— Exercise brief —
Filter the data for lines with the word "document", then copy every line so identified.

— Items —
— START —
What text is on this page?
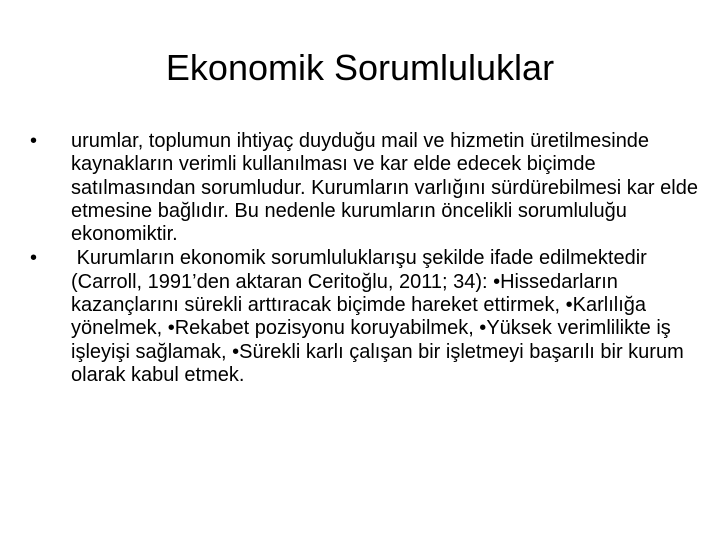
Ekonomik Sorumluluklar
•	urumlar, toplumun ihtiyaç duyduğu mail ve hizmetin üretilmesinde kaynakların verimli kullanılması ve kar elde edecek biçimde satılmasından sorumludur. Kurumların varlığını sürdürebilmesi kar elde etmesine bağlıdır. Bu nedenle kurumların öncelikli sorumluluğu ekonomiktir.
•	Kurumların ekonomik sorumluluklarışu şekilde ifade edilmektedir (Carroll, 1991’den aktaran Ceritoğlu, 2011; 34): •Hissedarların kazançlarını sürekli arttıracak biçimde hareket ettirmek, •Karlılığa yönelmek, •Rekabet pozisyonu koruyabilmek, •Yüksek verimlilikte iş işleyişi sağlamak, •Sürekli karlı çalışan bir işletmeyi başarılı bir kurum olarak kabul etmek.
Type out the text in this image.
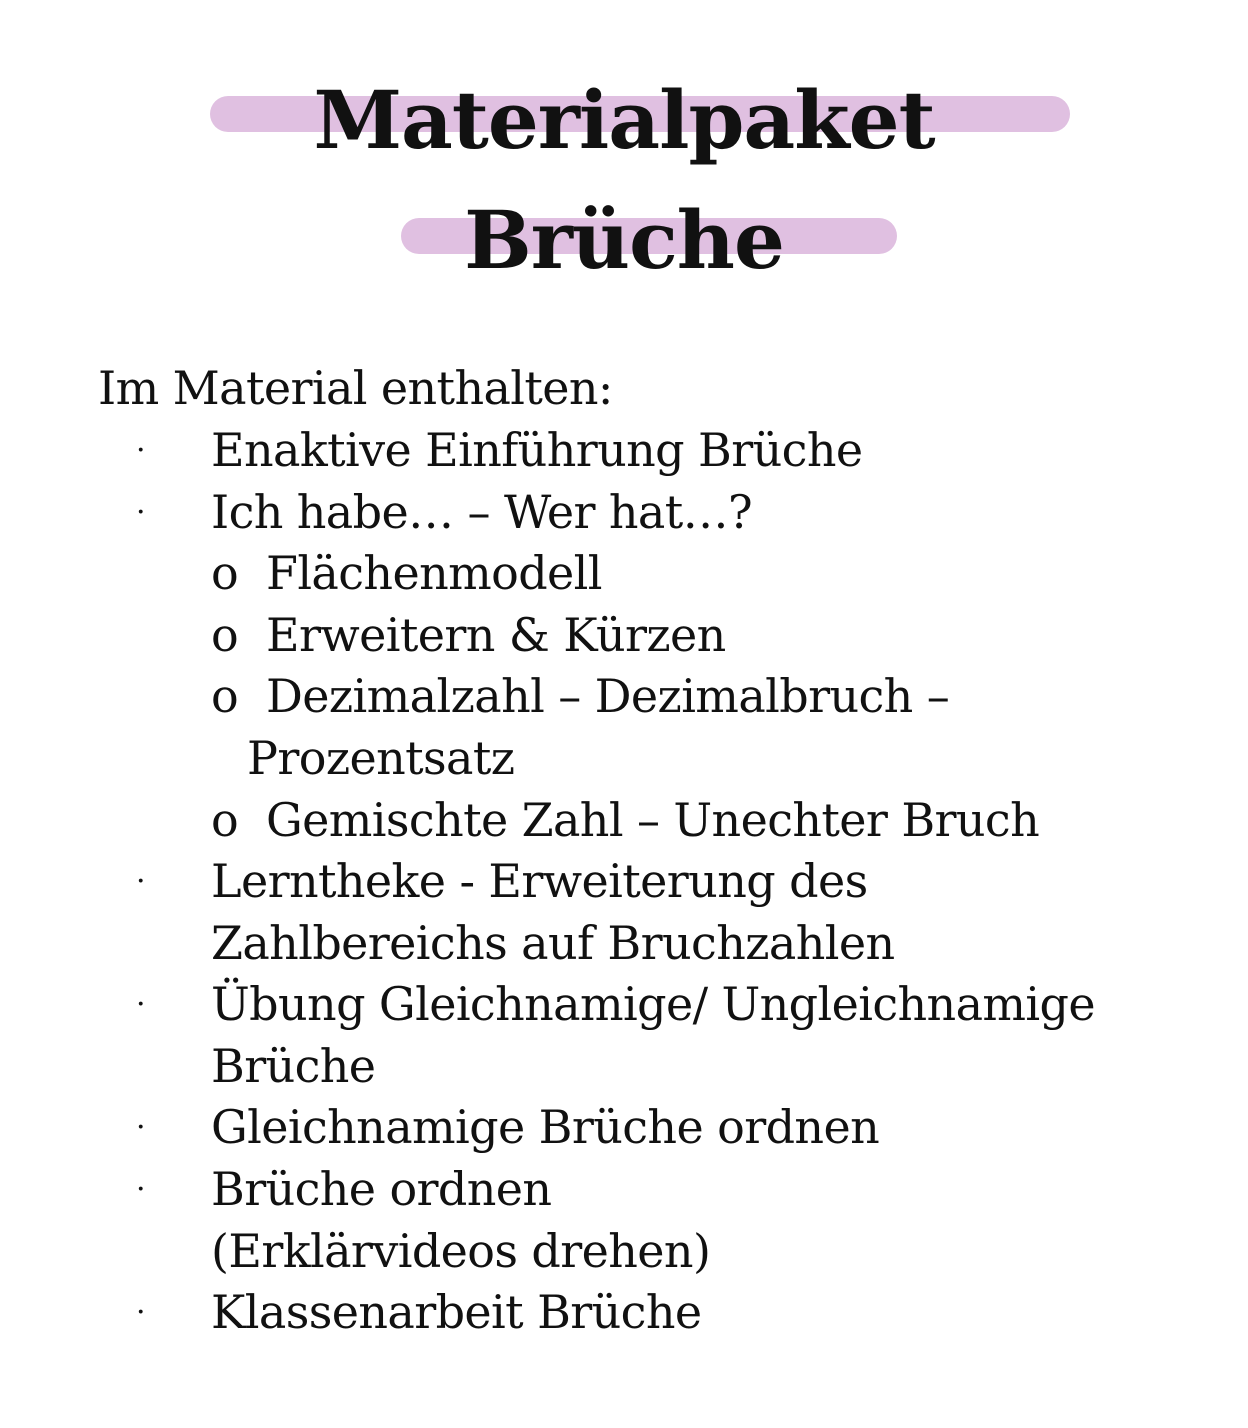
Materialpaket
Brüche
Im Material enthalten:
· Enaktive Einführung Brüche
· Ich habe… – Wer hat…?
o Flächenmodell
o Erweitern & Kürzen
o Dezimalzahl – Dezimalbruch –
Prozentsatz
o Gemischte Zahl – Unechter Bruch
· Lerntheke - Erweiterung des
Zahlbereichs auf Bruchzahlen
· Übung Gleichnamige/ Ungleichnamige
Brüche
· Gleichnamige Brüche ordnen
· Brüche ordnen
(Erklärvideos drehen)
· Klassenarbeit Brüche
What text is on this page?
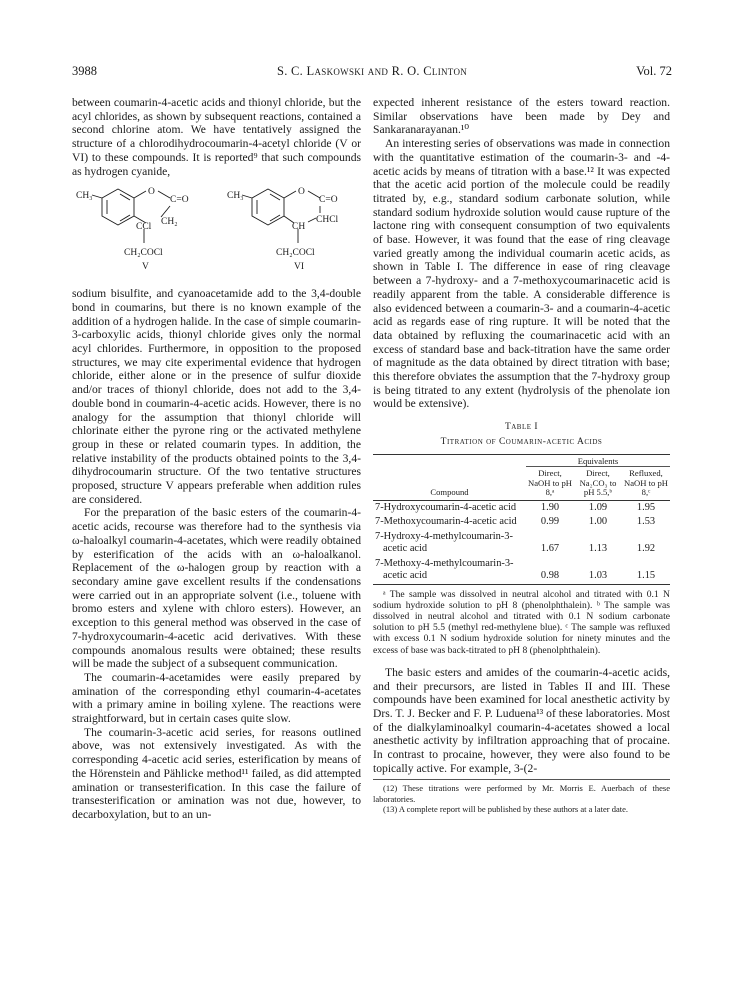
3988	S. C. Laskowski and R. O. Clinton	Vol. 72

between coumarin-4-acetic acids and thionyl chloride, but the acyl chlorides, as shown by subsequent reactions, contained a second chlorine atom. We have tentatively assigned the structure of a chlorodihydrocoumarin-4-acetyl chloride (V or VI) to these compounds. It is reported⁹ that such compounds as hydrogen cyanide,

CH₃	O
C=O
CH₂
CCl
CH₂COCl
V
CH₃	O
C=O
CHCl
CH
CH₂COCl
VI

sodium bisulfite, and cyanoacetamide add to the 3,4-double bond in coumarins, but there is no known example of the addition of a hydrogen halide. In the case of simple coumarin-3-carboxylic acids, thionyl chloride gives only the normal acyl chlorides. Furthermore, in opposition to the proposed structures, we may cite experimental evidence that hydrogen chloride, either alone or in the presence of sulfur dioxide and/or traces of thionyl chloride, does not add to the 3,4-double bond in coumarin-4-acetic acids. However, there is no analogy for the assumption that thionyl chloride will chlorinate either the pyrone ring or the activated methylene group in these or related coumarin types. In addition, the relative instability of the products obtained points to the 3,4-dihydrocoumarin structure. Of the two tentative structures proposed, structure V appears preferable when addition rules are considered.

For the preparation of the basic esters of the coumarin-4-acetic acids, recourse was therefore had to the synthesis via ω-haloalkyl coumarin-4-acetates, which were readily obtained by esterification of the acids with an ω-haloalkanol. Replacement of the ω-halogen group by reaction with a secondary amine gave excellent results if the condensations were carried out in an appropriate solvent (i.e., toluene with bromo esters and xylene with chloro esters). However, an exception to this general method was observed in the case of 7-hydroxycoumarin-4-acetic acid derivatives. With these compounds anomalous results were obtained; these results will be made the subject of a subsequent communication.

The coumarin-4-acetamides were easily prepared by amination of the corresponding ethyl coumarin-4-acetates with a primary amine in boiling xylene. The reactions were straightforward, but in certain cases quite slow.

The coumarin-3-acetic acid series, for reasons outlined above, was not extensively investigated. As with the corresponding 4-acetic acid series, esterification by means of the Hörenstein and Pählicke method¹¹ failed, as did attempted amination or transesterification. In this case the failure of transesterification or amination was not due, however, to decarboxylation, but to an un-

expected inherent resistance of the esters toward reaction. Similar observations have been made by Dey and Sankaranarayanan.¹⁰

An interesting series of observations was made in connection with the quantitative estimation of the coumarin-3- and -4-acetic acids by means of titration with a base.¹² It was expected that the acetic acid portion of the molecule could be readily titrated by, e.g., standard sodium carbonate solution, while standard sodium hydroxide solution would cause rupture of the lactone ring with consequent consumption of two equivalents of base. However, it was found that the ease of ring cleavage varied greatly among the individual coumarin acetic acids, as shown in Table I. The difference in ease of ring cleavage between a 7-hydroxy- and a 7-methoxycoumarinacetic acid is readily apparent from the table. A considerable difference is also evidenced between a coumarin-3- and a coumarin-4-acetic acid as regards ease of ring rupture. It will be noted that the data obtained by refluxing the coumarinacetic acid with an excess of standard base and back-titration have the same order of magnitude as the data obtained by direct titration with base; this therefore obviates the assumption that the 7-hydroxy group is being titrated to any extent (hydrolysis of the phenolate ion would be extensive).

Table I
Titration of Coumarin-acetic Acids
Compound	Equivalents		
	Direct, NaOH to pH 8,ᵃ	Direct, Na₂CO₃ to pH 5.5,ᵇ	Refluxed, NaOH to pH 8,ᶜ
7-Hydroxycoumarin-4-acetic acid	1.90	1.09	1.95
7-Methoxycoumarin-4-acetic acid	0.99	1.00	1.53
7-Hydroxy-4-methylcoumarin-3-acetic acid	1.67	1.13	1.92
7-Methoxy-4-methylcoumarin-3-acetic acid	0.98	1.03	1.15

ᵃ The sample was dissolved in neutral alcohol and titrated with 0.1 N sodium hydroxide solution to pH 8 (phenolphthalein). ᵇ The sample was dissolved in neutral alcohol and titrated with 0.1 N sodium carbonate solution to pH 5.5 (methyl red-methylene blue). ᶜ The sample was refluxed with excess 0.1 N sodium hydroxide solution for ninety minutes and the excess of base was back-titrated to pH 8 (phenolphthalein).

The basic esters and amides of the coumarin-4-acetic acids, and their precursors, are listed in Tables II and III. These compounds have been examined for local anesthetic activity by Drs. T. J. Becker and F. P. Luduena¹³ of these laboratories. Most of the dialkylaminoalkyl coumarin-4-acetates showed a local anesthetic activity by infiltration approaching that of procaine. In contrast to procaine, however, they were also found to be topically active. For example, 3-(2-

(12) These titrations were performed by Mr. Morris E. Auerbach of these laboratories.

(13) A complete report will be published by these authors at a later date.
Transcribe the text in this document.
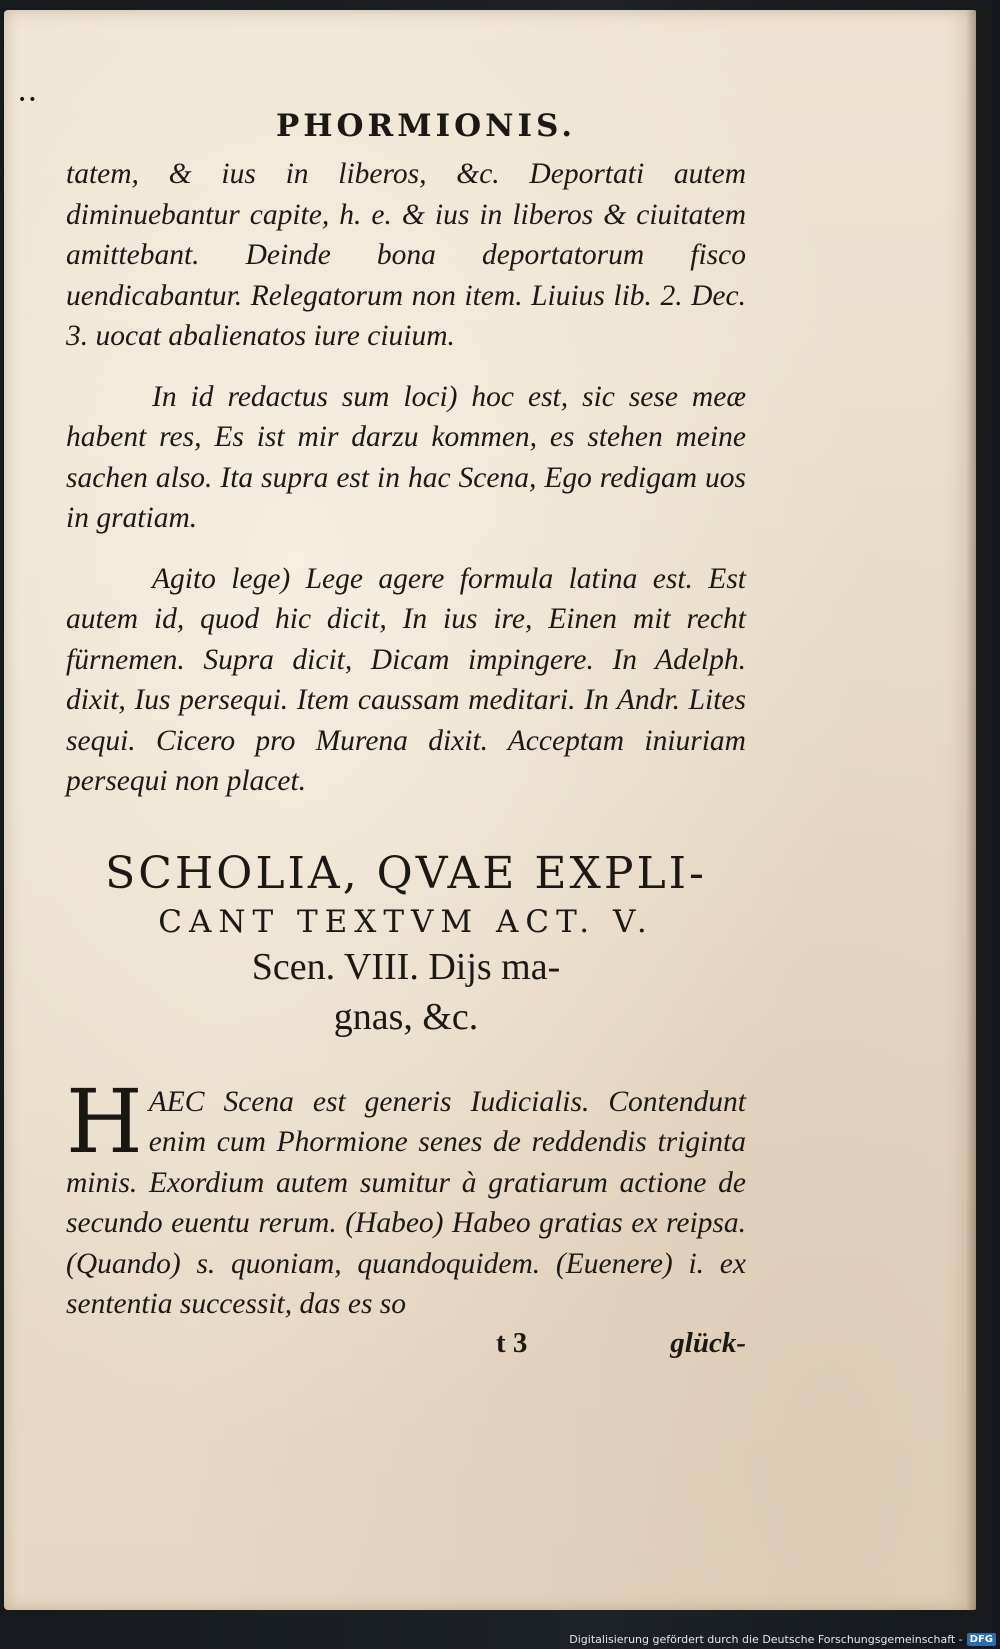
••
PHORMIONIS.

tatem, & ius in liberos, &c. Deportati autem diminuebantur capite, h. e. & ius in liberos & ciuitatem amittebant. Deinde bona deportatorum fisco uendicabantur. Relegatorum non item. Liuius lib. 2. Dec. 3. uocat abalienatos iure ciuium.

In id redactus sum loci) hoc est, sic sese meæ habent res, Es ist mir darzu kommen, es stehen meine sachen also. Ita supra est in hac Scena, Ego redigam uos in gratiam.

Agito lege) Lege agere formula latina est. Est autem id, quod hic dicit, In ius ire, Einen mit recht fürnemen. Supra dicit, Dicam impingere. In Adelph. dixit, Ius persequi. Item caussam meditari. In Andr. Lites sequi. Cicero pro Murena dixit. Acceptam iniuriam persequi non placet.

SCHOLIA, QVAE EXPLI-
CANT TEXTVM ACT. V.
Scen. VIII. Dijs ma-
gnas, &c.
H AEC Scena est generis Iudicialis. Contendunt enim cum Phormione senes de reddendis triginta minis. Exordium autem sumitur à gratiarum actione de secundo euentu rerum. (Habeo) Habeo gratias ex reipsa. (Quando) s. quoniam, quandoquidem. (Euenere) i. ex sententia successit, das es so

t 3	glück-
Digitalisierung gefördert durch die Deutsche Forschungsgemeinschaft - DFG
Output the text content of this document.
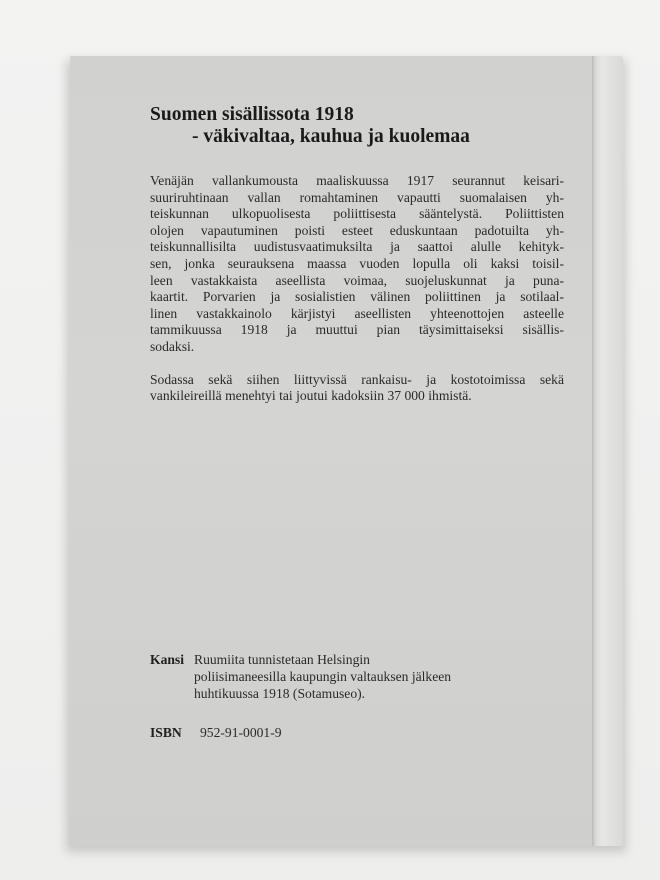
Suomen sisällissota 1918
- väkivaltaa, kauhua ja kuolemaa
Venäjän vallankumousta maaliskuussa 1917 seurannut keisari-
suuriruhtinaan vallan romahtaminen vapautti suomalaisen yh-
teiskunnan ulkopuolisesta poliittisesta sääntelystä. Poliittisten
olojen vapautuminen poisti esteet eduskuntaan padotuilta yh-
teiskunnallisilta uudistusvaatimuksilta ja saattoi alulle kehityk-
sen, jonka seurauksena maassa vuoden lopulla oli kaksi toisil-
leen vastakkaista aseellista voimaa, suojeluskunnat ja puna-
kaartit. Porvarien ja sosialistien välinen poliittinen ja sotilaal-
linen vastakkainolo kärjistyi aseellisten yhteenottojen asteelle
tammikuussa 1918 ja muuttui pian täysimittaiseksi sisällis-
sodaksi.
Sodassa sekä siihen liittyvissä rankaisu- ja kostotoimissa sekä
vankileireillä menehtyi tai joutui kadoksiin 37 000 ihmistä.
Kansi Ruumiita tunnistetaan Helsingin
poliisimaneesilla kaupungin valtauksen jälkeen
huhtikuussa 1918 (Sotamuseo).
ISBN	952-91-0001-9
— END —
— Solution to this problem —
Transcribe the text in this document.
Output the text content of this document.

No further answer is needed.